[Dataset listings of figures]

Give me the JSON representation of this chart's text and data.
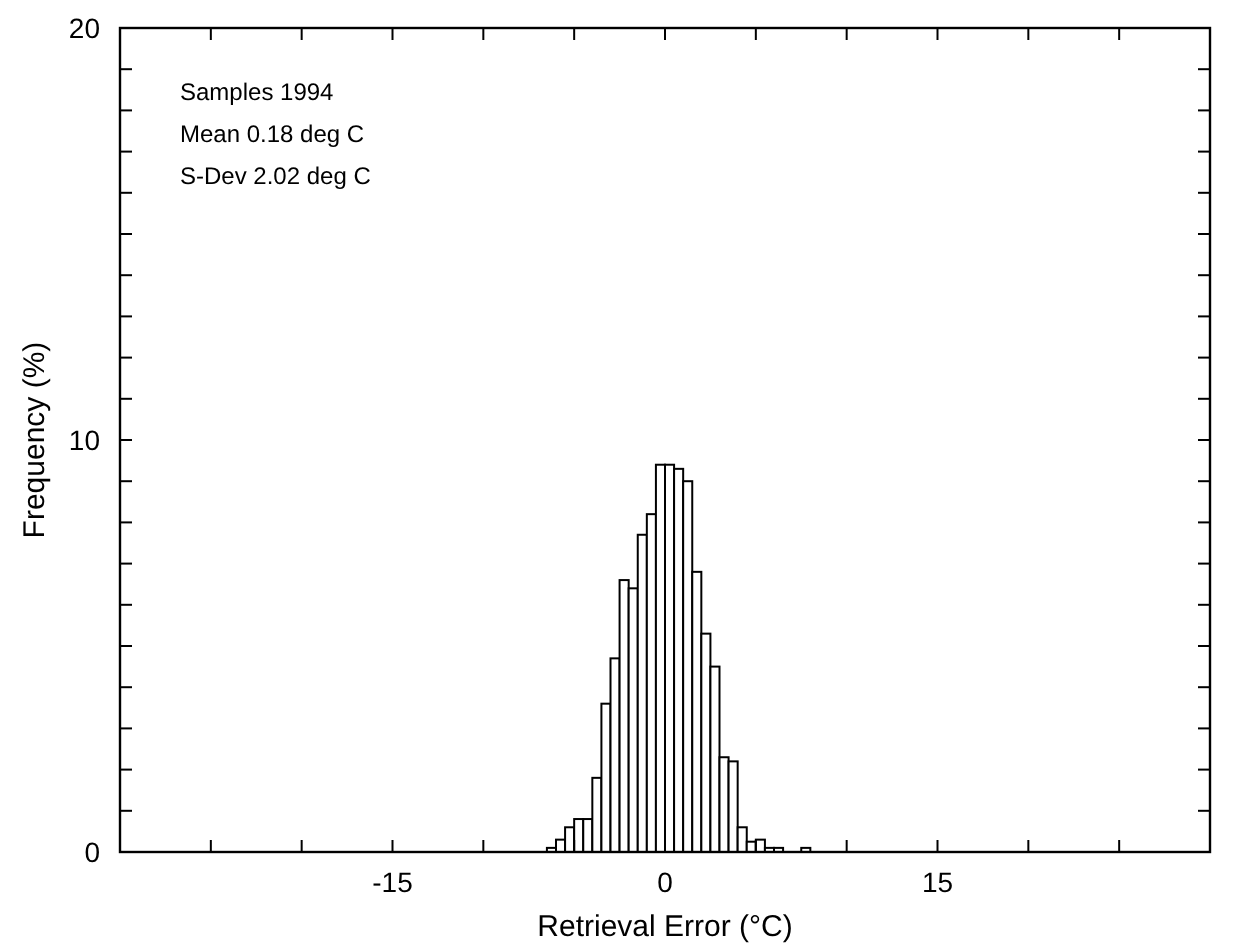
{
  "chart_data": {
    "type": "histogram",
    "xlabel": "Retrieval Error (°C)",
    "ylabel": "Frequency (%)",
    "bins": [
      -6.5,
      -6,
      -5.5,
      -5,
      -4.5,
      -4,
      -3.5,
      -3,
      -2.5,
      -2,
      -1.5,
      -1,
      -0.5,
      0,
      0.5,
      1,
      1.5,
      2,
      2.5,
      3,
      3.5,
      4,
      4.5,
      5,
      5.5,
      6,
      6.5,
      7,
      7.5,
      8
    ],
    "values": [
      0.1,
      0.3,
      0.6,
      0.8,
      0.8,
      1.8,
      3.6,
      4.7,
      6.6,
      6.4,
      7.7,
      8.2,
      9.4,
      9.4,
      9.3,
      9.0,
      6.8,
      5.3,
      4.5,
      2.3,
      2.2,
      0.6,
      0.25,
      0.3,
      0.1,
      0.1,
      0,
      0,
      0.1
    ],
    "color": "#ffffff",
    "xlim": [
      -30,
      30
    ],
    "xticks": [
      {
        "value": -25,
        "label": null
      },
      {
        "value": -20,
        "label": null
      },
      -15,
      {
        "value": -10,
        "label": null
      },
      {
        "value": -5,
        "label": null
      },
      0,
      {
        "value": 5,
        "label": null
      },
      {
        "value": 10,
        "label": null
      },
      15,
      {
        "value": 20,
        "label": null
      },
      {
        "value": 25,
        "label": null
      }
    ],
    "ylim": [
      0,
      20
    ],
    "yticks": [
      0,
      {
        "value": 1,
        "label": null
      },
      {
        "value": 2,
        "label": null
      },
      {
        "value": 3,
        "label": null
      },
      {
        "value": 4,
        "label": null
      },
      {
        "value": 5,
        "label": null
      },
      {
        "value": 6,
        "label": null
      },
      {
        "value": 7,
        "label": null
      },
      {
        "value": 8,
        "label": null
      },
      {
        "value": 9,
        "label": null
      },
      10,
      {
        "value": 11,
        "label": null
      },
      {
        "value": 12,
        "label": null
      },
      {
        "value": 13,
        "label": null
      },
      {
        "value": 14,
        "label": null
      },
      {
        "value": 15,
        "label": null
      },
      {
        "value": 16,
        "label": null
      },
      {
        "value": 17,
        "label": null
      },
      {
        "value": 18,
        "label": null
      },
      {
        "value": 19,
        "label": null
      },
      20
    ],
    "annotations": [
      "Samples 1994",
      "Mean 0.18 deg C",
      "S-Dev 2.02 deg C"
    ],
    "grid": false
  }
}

#### Exercise aim:
Quote all the lines above exactly as given. Do not include the pictures.

#### Exercise output:
Give me the JSON representation of this chart's text and data.
{
  "chart_data": {
    "type": "histogram",
    "xlabel": "Retrieval Error (°C)",
    "ylabel": "Frequency (%)",
    "bins": [
      -6.5,
      -6,
      -5.5,
      -5,
      -4.5,
      -4,
      -3.5,
      -3,
      -2.5,
      -2,
      -1.5,
      -1,
      -0.5,
      0,
      0.5,
      1,
      1.5,
      2,
      2.5,
      3,
      3.5,
      4,
      4.5,
      5,
      5.5,
      6,
      6.5,
      7,
      7.5,
      8
    ],
    "values": [
      0.1,
      0.3,
      0.6,
      0.8,
      0.8,
      1.8,
      3.6,
      4.7,
      6.6,
      6.4,
      7.7,
      8.2,
      9.4,
      9.4,
      9.3,
      9.0,
      6.8,
      5.3,
      4.5,
      2.3,
      2.2,
      0.6,
      0.25,
      0.3,
      0.1,
      0.1,
      0,
      0,
      0.1
    ],
    "color": "#ffffff",
    "xlim": [
      -30,
      30
    ],
    "xticks": [
      {
        "value": -25,
        "label": null
      },
      {
        "value": -20,
        "label": null
      },
      -15,
      {
        "value": -10,
        "label": null
      },
      {
        "value": -5,
        "label": null
      },
      0,
      {
        "value": 5,
        "label": null
      },
      {
        "value": 10,
        "label": null
      },
      15,
      {
        "value": 20,
        "label": null
      },
      {
        "value": 25,
        "label": null
      }
    ],
    "ylim": [
      0,
      20
    ],
    "yticks": [
      0,
      {
        "value": 1,
        "label": null
      },
      {
        "value": 2,
        "label": null
      },
      {
        "value": 3,
        "label": null
      },
      {
        "value": 4,
        "label": null
      },
      {
        "value": 5,
        "label": null
      },
      {
        "value": 6,
        "label": null
      },
      {
        "value": 7,
        "label": null
      },
      {
        "value": 8,
        "label": null
      },
      {
        "value": 9,
        "label": null
      },
      10,
      {
        "value": 11,
        "label": null
      },
      {
        "value": 12,
        "label": null
      },
      {
        "value": 13,
        "label": null
      },
      {
        "value": 14,
        "label": null
      },
      {
        "value": 15,
        "label": null
      },
      {
        "value": 16,
        "label": null
      },
      {
        "value": 17,
        "label": null
      },
      {
        "value": 18,
        "label": null
      },
      {
        "value": 19,
        "label": null
      },
      20
    ],
    "annotations": [
      "Samples 1994",
      "Mean 0.18 deg C",
      "S-Dev 2.02 deg C"
    ],
    "grid": false
  }
}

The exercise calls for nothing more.